Dataset excerpts
┄┄┄┄┄┄┄┄┄┄
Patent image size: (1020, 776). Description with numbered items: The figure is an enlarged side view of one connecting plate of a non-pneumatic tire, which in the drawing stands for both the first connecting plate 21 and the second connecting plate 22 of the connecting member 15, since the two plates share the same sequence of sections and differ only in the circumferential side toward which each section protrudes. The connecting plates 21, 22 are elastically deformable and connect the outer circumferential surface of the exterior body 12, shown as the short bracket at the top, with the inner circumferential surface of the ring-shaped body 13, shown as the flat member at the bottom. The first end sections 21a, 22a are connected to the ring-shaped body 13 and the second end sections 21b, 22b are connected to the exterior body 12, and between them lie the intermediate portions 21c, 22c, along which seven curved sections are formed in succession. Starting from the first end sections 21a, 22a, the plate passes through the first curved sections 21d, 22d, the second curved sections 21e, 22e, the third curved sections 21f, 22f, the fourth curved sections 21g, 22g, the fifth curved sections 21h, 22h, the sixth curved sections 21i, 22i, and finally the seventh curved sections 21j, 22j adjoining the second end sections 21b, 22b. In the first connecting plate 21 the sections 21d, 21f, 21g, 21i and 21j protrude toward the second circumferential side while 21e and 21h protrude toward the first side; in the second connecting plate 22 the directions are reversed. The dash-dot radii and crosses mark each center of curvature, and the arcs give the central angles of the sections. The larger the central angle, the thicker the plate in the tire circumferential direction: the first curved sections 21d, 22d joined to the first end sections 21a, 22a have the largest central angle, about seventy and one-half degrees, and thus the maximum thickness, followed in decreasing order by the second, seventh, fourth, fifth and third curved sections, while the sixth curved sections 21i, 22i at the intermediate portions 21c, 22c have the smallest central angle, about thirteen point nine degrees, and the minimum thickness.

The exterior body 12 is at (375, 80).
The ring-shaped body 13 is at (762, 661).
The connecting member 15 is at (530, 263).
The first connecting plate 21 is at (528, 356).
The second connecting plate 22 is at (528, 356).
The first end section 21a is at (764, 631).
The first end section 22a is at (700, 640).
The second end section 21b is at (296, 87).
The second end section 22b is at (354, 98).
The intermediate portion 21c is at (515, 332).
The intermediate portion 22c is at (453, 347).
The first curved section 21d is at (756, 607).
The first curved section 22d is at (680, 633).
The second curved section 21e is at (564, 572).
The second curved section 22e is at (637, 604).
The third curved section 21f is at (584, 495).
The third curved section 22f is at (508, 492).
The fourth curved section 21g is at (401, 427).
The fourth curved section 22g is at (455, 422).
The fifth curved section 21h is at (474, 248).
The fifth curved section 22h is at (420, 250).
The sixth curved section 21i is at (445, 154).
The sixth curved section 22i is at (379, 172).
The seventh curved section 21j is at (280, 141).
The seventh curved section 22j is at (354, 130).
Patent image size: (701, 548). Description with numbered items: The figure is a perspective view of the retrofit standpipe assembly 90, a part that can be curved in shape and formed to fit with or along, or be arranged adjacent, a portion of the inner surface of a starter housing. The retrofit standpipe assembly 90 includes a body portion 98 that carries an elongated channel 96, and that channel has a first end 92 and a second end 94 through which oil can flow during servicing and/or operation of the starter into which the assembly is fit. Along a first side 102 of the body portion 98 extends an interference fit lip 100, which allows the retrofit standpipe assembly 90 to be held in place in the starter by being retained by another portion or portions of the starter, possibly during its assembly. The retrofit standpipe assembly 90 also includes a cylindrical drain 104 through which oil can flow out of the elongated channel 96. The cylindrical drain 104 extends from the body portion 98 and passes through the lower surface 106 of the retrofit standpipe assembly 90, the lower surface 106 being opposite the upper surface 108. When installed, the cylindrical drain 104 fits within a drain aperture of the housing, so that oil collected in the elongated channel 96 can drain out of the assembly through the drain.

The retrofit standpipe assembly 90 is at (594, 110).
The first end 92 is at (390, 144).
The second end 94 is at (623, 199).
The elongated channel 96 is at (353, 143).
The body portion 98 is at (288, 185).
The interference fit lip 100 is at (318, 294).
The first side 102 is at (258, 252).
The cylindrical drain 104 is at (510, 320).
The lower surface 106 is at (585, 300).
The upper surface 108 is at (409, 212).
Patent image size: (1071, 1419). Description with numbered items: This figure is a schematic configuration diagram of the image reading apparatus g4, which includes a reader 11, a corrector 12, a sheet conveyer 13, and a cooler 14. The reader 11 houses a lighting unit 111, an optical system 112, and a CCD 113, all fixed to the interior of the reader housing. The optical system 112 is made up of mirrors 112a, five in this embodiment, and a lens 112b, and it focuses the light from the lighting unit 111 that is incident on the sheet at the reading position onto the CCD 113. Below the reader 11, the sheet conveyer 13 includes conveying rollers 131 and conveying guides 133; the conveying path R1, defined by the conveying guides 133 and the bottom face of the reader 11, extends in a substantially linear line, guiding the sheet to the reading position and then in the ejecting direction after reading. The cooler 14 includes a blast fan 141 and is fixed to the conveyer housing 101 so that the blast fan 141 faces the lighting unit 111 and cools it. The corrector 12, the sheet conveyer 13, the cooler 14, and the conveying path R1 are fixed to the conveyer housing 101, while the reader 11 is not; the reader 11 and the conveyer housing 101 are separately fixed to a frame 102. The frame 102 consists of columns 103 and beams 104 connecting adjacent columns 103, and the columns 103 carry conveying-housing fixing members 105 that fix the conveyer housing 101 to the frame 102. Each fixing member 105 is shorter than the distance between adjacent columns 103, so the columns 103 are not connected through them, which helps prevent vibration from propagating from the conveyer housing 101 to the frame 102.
┄┄┄┄┄┄┄┄┄┄
Aim of the task: Quote every line of the listing above word for word.

Solution to this exercise:
Patent image size: (1020, 776). Description with numbered items: The figure is an enlarged side view of one connecting plate of a non-pneumatic tire, which in the drawing stands for both the first connecting plate 21 and the second connecting plate 22 of the connecting member 15, since the two plates share the same sequence of sections and differ only in the circumferential side toward which each section protrudes. The connecting plates 21, 22 are elastically deformable and connect the outer circumferential surface of the exterior body 12, shown as the short bracket at the top, with the inner circumferential surface of the ring-shaped body 13, shown as the flat member at the bottom. The first end sections 21a, 22a are connected to the ring-shaped body 13 and the second end sections 21b, 22b are connected to the exterior body 12, and between them lie the intermediate portions 21c, 22c, along which seven curved sections are formed in succession. Starting from the first end sections 21a, 22a, the plate passes through the first curved sections 21d, 22d, the second curved sections 21e, 22e, the third curved sections 21f, 22f, the fourth curved sections 21g, 22g, the fifth curved sections 21h, 22h, the sixth curved sections 21i, 22i, and finally the seventh curved sections 21j, 22j adjoining the second end sections 21b, 22b. In the first connecting plate 21 the sections 21d, 21f, 21g, 21i and 21j protrude toward the second circumferential side while 21e and 21h protrude toward the first side; in the second connecting plate 22 the directions are reversed. The dash-dot radii and crosses mark each center of curvature, and the arcs give the central angles of the sections. The larger the central angle, the thicker the plate in the tire circumferential direction: the first curved sections 21d, 22d joined to the first end sections 21a, 22a have the largest central angle, about seventy and one-half degrees, and thus the maximum thickness, followed in decreasing order by the second, seventh, fourth, fifth and third curved sections, while the sixth curved sections 21i, 22i at the intermediate portions 21c, 22c have the smallest central angle, about thirteen point nine degrees, and the minimum thickness.

The exterior body 12 is at (375, 80).
The ring-shaped body 13 is at (762, 661).
The connecting member 15 is at (530, 263).
The first connecting plate 21 is at (528, 356).
The second connecting plate 22 is at (528, 356).
The first end section 21a is at (764, 631).
The first end section 22a is at (700, 640).
The second end section 21b is at (296, 87).
The second end section 22b is at (354, 98).
The intermediate portion 21c is at (515, 332).
The intermediate portion 22c is at (453, 347).
The first curved section 21d is at (756, 607).
The first curved section 22d is at (680, 633).
The second curved section 21e is at (564, 572).
The second curved section 22e is at (637, 604).
The third curved section 21f is at (584, 495).
The third curved section 22f is at (508, 492).
The fourth curved section 21g is at (401, 427).
The fourth curved section 22g is at (455, 422).
The fifth curved section 21h is at (474, 248).
The fifth curved section 22h is at (420, 250).
The sixth curved section 21i is at (445, 154).
The sixth curved section 22i is at (379, 172).
The seventh curved section 21j is at (280, 141).
The seventh curved section 22j is at (354, 130).
Patent image size: (701, 548). Description with numbered items: The figure is a perspective view of the retrofit standpipe assembly 90, a part that can be curved in shape and formed to fit with or along, or be arranged adjacent, a portion of the inner surface of a starter housing. The retrofit standpipe assembly 90 includes a body portion 98 that carries an elongated channel 96, and that channel has a first end 92 and a second end 94 through which oil can flow during servicing and/or operation of the starter into which the assembly is fit. Along a first side 102 of the body portion 98 extends an interference fit lip 100, which allows the retrofit standpipe assembly 90 to be held in place in the starter by being retained by another portion or portions of the starter, possibly during its assembly. The retrofit standpipe assembly 90 also includes a cylindrical drain 104 through which oil can flow out of the elongated channel 96. The cylindrical drain 104 extends from the body portion 98 and passes through the lower surface 106 of the retrofit standpipe assembly 90, the lower surface 106 being opposite the upper surface 108. When installed, the cylindrical drain 104 fits within a drain aperture of the housing, so that oil collected in the elongated channel 96 can drain out of the assembly through the drain.

The retrofit standpipe assembly 90 is at (594, 110).
The first end 92 is at (390, 144).
The second end 94 is at (623, 199).
The elongated channel 96 is at (353, 143).
The body portion 98 is at (288, 185).
The interference fit lip 100 is at (318, 294).
The first side 102 is at (258, 252).
The cylindrical drain 104 is at (510, 320).
The lower surface 106 is at (585, 300).
The upper surface 108 is at (409, 212).
Patent image size: (1071, 1419). Description with numbered items: This figure is a schematic configuration diagram of the image reading apparatus g4, which includes a reader 11, a corrector 12, a sheet conveyer 13, and a cooler 14. The reader 11 houses a lighting unit 111, an optical system 112, and a CCD 113, all fixed to the interior of the reader housing. The optical system 112 is made up of mirrors 112a, five in this embodiment, and a lens 112b, and it focuses the light from the lighting unit 111 that is incident on the sheet at the reading position onto the CCD 113. Below the reader 11, the sheet conveyer 13 includes conveying rollers 131 and conveying guides 133; the conveying path R1, defined by the conveying guides 133 and the bottom face of the reader 11, extends in a substantially linear line, guiding the sheet to the reading position and then in the ejecting direction after reading. The cooler 14 includes a blast fan 141 and is fixed to the conveyer housing 101 so that the blast fan 141 faces the lighting unit 111 and cools it. The corrector 12, the sheet conveyer 13, the cooler 14, and the conveying path R1 are fixed to the conveyer housing 101, while the reader 11 is not; the reader 11 and the conveyer housing 101 are separately fixed to a frame 102. The frame 102 consists of columns 103 and beams 104 connecting adjacent columns 103, and the columns 103 carry conveying-housing fixing members 105 that fix the conveyer housing 101 to the frame 102. Each fixing member 105 is shorter than the distance between adjacent columns 103, so the columns 103 are not connected through them, which helps prevent vibration from propagating from the conveyer housing 101 to the frame 102.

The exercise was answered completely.